▸ **MATERIAL**
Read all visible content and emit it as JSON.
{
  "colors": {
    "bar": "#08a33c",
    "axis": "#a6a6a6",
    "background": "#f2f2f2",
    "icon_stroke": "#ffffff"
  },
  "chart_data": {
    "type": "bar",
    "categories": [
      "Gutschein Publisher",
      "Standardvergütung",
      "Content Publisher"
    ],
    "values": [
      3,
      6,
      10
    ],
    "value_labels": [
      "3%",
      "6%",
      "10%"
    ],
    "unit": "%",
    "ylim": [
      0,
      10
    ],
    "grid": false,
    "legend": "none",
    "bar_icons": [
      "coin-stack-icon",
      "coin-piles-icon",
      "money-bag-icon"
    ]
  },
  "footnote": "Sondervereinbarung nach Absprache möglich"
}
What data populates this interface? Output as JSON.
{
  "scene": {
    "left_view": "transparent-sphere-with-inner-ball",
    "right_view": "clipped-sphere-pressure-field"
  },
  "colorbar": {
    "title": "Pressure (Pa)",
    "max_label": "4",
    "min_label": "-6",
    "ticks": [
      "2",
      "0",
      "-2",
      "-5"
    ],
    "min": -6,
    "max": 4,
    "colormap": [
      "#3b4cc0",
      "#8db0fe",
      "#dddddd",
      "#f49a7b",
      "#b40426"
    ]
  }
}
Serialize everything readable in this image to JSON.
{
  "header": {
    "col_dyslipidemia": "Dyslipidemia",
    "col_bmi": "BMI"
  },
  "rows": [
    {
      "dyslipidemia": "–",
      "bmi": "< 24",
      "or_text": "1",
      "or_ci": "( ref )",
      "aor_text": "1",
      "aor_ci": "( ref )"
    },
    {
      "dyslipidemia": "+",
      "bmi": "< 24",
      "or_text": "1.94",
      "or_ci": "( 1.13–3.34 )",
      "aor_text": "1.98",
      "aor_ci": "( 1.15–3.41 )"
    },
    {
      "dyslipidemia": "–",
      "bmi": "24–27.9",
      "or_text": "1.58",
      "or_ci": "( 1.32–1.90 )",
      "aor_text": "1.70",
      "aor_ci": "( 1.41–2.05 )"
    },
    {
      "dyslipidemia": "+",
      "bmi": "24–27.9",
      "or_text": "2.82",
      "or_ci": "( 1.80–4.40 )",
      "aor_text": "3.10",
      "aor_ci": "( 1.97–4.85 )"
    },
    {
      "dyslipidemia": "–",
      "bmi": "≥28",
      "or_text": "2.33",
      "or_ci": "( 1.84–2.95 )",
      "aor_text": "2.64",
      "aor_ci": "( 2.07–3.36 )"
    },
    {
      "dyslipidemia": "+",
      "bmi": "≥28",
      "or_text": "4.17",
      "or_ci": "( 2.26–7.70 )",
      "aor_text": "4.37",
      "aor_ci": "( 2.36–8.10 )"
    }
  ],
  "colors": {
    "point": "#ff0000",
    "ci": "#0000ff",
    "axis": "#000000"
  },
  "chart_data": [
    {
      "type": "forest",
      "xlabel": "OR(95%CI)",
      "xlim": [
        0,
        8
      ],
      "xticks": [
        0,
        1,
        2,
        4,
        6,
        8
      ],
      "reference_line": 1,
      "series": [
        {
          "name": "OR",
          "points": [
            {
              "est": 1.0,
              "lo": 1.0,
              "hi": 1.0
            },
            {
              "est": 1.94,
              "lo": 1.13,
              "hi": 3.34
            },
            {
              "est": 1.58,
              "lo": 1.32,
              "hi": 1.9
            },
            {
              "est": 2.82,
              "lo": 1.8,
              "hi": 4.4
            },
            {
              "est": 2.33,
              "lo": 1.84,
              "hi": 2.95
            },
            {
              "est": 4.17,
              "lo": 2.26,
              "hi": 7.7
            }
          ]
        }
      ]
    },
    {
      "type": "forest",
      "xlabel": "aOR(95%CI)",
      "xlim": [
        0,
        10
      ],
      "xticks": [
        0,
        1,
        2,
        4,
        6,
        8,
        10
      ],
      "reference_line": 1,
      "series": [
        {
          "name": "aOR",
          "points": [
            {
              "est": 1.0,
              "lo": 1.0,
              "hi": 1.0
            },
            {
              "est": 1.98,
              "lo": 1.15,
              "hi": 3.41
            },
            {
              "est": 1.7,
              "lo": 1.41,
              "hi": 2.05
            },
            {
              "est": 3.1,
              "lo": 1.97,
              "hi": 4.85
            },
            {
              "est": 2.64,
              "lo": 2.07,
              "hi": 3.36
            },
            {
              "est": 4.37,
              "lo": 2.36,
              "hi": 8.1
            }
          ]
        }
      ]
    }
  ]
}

▸ **WRITTEN INSTRUCTION**
Collect the lines of the records that include the string "sphere".

▸ **EXERCISE OUTPUT**
    "left_view": "transparent-sphere-with-inner-ball",
    "right_view": "clipped-sphere-pressure-field"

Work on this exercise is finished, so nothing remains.